● What you need to do:
a – Repeat the part of the Whitechapel Gods article from "Whitechapel Gods is a" up to and including "international writers conference.", word for word.
b – Carry on the Whitechapel Gods article from the point where it stops.

● Extracted text:

Whitechapel Gods
- Author: S. M. Peters
- Cover artist: Cliff Nielsen
- Language: English
- Genre: Science fiction
- Publication date: 2008
- Publication place: United States
- Media type: Print (Paperback)
- Pages: 384
- ISBN: 978-0-451-46193-3

= Whitechapel Gods =

2008 novel by S. M. Peters

Whitechapel Gods is a 2008 Canadian Clockpunk/retro-futuristic novel written by S. M. Peters. It was first published on February 5, 2008, through Roc Books.

==Background==
Whitechapel Gods is the debut novel of Canadian school teacher Shawn Peters who was living in Kamloops, British Columbia, at the time of writing. The premise for the novel was inspired by a computer glitch that Peters encountered that was interfering with his work. The glitch led him to consider whether the machine was working for him or if he was working for the computer. Peters wrote the novel in less than a year and sold it to a publishing agent while attending an international writers conference.

==Synopsis==
The book is set in Victorian London where its inhabitants are shut off from the outside world by two mysterious and mechanical deities, Mama Engine and Grandfather Clock. The humans had tried and failed to rise up against the Boiler Men that oppress them, an attempt that cost several lives. In the meantime a strange disease has begun to progress across the remaining people, slowly turning them into machines.

● Dataset excerpts:
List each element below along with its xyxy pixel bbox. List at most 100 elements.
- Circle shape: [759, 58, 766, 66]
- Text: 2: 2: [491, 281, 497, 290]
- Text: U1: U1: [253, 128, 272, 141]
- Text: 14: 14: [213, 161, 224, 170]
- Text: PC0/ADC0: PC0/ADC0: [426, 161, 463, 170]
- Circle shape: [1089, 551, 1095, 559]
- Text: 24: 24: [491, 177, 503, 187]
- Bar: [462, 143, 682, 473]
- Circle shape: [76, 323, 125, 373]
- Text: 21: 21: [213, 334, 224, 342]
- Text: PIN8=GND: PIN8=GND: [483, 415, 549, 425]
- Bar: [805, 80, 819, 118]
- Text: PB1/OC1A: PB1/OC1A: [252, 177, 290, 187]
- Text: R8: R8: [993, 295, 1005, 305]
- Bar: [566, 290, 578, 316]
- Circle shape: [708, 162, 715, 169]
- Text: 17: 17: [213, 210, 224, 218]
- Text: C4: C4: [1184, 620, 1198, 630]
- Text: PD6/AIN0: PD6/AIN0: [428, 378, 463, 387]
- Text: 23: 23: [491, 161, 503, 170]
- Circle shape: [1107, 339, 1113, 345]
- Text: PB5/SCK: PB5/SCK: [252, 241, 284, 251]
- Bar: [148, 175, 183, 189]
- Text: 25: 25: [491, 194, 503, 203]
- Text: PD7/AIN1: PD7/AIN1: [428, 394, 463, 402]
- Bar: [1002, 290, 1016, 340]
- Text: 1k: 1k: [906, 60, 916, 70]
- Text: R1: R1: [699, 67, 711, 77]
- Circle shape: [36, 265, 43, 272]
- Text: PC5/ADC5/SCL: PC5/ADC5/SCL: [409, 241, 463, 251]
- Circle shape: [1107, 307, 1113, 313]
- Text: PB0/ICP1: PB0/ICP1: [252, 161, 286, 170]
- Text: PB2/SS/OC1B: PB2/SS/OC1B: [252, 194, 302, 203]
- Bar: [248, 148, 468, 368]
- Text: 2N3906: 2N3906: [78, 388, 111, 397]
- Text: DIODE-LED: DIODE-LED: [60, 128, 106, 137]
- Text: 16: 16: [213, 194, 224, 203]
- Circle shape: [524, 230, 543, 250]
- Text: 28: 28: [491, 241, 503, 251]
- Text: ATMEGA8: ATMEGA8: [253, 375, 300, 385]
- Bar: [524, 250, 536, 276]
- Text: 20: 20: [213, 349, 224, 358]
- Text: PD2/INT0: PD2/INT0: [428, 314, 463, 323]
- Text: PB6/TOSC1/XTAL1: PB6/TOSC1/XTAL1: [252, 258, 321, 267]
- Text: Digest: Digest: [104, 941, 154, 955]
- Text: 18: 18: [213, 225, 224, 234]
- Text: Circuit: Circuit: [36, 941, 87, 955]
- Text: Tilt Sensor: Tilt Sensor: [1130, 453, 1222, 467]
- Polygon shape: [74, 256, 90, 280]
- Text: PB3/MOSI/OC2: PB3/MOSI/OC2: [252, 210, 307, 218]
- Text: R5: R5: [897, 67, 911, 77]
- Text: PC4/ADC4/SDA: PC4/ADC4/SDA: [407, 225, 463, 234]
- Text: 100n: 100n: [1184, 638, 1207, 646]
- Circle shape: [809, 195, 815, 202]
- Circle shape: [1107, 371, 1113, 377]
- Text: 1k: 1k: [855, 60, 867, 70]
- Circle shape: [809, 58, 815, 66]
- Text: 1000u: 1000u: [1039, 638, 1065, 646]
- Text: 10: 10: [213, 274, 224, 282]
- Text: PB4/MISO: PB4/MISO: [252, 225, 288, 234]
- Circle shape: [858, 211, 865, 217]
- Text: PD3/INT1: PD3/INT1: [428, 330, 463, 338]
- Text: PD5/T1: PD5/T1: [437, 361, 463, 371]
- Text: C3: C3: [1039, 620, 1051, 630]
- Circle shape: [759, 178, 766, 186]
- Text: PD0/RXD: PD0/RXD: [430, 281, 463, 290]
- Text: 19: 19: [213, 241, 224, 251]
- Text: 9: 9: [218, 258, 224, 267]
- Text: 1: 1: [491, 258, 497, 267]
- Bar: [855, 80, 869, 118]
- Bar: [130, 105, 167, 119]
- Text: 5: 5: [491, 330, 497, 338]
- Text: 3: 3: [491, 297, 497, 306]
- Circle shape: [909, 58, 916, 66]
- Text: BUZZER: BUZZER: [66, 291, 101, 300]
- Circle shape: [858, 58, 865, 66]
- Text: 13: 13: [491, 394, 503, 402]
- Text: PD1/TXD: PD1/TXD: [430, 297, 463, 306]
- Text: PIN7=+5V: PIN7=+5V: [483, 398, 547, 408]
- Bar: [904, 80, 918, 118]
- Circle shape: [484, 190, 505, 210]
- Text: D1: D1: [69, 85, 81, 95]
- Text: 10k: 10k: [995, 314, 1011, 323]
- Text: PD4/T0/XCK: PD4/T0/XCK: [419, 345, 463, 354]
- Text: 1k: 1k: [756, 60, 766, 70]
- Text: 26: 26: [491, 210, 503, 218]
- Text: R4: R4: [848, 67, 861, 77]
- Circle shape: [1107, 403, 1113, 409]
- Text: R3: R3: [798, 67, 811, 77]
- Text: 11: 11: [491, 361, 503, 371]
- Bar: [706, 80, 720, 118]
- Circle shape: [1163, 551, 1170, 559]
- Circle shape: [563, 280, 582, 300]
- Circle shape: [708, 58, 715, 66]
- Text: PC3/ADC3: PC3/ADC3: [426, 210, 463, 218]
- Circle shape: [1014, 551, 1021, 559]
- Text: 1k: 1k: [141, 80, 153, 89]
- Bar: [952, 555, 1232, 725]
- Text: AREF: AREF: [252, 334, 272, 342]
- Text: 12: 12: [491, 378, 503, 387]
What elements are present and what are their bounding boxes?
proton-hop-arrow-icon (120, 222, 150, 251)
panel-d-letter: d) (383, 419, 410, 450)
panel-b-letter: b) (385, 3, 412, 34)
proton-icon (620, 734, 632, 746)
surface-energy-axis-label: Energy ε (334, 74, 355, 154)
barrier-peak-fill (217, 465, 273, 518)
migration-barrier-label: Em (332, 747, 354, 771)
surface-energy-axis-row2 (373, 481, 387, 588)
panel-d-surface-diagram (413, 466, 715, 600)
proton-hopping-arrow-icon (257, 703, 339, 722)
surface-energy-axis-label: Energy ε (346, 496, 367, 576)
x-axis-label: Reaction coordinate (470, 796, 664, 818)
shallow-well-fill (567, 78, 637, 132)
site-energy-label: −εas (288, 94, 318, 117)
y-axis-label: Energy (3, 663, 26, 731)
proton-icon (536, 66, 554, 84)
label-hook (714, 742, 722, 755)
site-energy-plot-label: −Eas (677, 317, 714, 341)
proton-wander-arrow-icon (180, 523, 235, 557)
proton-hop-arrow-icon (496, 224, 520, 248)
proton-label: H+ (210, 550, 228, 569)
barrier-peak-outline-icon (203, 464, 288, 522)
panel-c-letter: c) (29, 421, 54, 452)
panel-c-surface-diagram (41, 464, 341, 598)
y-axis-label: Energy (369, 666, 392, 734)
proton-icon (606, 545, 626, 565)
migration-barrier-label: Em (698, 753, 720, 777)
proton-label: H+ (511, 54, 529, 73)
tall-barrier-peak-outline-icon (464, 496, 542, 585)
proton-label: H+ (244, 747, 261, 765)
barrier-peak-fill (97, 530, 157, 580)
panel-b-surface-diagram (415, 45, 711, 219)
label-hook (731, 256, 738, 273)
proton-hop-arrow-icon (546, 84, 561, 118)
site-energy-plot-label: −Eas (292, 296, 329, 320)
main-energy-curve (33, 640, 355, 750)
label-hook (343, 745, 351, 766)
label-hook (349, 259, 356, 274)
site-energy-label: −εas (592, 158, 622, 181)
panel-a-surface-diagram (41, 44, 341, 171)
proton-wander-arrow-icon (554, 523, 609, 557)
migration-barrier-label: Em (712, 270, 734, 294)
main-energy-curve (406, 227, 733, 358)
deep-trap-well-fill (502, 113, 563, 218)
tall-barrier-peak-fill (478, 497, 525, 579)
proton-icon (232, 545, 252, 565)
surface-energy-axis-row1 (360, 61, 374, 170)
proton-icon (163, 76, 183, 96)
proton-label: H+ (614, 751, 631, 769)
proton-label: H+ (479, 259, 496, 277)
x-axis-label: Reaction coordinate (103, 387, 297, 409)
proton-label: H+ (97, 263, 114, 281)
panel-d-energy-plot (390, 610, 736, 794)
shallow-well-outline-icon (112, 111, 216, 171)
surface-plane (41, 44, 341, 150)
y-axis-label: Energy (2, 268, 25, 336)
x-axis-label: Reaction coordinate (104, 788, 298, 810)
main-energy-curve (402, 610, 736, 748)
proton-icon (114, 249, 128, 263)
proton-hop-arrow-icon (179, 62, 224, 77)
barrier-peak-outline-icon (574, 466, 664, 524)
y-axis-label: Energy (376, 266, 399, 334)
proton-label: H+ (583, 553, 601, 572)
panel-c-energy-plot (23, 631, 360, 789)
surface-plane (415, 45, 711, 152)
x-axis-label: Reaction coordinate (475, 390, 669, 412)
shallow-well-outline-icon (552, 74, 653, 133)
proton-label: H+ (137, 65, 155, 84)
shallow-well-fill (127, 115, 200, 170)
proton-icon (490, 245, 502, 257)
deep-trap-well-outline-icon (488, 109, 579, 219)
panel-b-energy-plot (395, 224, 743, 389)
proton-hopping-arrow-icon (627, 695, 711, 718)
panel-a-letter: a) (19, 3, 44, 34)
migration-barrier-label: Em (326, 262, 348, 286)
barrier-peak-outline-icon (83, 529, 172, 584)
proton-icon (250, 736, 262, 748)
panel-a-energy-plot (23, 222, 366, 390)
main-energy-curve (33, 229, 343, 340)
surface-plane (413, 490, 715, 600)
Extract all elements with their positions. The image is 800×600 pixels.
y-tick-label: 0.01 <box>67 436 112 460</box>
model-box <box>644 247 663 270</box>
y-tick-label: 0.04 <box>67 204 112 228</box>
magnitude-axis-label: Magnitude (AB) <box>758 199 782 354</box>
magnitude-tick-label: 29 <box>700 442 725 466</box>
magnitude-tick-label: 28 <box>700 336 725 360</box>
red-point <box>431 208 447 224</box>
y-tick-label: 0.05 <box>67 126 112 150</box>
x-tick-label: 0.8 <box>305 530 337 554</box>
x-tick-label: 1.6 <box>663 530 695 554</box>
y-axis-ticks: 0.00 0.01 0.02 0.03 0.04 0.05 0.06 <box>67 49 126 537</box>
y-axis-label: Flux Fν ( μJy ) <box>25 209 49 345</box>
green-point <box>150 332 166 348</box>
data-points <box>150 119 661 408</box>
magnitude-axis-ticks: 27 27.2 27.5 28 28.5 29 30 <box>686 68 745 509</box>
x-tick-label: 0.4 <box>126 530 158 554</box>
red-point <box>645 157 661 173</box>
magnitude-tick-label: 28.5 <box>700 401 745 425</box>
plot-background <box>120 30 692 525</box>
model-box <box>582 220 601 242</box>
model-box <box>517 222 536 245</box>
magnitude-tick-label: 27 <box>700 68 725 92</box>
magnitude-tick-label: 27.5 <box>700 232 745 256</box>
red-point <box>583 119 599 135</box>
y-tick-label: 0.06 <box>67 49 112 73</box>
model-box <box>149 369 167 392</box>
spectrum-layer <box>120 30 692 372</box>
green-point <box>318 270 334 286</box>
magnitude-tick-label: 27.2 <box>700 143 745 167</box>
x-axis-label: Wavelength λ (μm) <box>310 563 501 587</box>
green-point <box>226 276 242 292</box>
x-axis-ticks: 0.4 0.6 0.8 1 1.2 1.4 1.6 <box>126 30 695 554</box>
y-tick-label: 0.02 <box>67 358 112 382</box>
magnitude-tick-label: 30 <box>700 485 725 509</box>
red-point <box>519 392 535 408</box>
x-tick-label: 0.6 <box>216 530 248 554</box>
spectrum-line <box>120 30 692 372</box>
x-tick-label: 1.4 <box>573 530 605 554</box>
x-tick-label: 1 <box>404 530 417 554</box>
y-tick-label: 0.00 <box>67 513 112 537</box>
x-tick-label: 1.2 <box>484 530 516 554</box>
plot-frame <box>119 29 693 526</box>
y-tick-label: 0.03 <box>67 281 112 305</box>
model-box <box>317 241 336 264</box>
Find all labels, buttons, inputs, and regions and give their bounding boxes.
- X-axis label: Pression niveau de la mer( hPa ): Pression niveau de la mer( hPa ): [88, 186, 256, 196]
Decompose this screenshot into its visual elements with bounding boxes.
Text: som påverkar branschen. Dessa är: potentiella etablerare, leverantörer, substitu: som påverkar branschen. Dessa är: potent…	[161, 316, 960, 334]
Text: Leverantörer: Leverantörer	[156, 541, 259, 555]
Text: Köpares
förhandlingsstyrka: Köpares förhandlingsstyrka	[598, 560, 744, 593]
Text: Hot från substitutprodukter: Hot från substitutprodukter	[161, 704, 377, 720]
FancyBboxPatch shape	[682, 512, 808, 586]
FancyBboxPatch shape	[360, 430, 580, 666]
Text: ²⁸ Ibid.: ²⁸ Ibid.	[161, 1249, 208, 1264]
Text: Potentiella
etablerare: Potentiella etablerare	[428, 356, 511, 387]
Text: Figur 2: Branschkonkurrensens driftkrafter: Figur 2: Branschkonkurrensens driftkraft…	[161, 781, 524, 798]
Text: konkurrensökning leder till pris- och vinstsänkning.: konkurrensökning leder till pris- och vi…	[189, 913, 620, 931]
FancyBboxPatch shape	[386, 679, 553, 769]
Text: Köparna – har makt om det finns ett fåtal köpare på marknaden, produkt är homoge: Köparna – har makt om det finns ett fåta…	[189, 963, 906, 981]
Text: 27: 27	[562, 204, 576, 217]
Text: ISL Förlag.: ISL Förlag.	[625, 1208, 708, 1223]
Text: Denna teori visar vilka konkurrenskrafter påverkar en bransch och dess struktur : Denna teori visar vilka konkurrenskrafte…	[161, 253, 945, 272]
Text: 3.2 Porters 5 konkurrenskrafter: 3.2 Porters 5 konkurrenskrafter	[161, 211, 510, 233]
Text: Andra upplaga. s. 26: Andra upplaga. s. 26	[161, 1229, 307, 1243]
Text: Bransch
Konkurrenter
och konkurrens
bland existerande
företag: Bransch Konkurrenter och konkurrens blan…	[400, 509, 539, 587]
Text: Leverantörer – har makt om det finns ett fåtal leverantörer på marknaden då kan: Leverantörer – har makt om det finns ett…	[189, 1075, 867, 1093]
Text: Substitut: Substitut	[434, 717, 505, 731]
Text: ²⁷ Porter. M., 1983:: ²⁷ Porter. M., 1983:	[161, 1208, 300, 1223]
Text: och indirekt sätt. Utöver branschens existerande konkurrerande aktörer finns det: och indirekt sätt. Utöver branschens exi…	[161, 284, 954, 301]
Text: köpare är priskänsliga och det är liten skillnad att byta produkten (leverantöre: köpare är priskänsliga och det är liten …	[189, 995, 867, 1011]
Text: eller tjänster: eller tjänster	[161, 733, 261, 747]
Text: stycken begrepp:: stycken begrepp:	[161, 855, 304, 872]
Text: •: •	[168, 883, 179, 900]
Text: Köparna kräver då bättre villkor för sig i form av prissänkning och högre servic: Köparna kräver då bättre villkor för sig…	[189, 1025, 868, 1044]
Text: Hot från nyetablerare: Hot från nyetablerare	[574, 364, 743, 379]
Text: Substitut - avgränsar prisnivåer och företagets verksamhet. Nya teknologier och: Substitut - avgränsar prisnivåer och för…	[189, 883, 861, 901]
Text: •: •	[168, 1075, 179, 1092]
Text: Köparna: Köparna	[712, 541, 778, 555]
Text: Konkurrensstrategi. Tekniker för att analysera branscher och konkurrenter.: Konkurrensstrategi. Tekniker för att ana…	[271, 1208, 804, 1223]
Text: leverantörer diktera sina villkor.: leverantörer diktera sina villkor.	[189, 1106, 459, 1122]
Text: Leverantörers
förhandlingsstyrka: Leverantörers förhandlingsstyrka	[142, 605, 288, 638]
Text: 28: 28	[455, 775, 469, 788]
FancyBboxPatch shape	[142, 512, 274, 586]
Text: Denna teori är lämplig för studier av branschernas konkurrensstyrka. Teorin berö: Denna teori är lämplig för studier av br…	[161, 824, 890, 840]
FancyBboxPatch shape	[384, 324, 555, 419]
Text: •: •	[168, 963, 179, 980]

● Answers by item:
a –
Whitechapel Gods is a 2008 Canadian Clockpunk/retro-futuristic novel written by S. M. Peters. It was first published on February 5, 2008, through Roc Books.

==Background==
Whitechapel Gods is the debut novel of Canadian school teacher Shawn Peters who was living in Kamloops, British Columbia, at the time of writing. The premise for the novel was inspired by a computer glitch that Peters encountered that was interfering with his work. The glitch led him to consider whether the machine was working for him or if he was working for the computer. Peters wrote the novel in less than a year and sold it to a publishing agent while attending an international writers conference.

b –
==Reception==
Critical reception has been mixed. The Library Journal gave Whitechapel Gods a favorable review, writing "Peters's first novel evokes the grittiness of industrial dystopia, adding an element of the supernatural that gives an eerie twist to a familiar venue." Steampunk Magazine gave it a mixed review, praising Peters' world building while criticizing the work for its depiction of women, stating that there were only three female characters, one of which was "either being noted for her unladylike behavior or a helpless pawn of the Bad Guy, and when she finally gets the revenge she’s spent the whole book seeking she’s treated like a madwoman." They went on to state "Of the other two women who contribute to the plot, one is a generic Evil Woman with no character development of any kind, and one is a machine-deity whose biggest contribution to the plot is having an “affair” with the Bad Guy which is written more like a sexual assault."